#### EXERCISE:
Write down every entry below once more, exactly.

#### DATA LINES:
————

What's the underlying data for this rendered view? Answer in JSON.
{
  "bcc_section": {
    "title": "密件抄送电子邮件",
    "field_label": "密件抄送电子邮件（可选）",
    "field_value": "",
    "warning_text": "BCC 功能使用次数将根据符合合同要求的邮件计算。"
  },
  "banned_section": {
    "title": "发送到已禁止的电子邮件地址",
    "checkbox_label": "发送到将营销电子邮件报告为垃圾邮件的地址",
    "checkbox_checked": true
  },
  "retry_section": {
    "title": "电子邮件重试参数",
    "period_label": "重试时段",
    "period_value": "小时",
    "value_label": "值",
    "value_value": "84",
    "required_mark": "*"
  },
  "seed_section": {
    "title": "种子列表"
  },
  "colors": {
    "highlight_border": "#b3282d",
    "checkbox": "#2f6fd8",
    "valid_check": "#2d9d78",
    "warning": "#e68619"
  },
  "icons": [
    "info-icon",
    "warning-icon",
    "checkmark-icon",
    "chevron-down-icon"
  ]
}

————

#### EXERCISE RESPONSE:
What's the underlying data for this rendered view? Answer in JSON.
{
  "bcc_section": {
    "title": "密件抄送电子邮件",
    "field_label": "密件抄送电子邮件（可选）",
    "field_value": "",
    "warning_text": "BCC 功能使用次数将根据符合合同要求的邮件计算。"
  },
  "banned_section": {
    "title": "发送到已禁止的电子邮件地址",
    "checkbox_label": "发送到将营销电子邮件报告为垃圾邮件的地址",
    "checkbox_checked": true
  },
  "retry_section": {
    "title": "电子邮件重试参数",
    "period_label": "重试时段",
    "period_value": "小时",
    "value_label": "值",
    "value_value": "84",
    "required_mark": "*"
  },
  "seed_section": {
    "title": "种子列表"
  },
  "colors": {
    "highlight_border": "#b3282d",
    "checkbox": "#2f6fd8",
    "valid_check": "#2d9d78",
    "warning": "#e68619"
  },
  "icons": [
    "info-icon",
    "warning-icon",
    "checkmark-icon",
    "chevron-down-icon"
  ]
}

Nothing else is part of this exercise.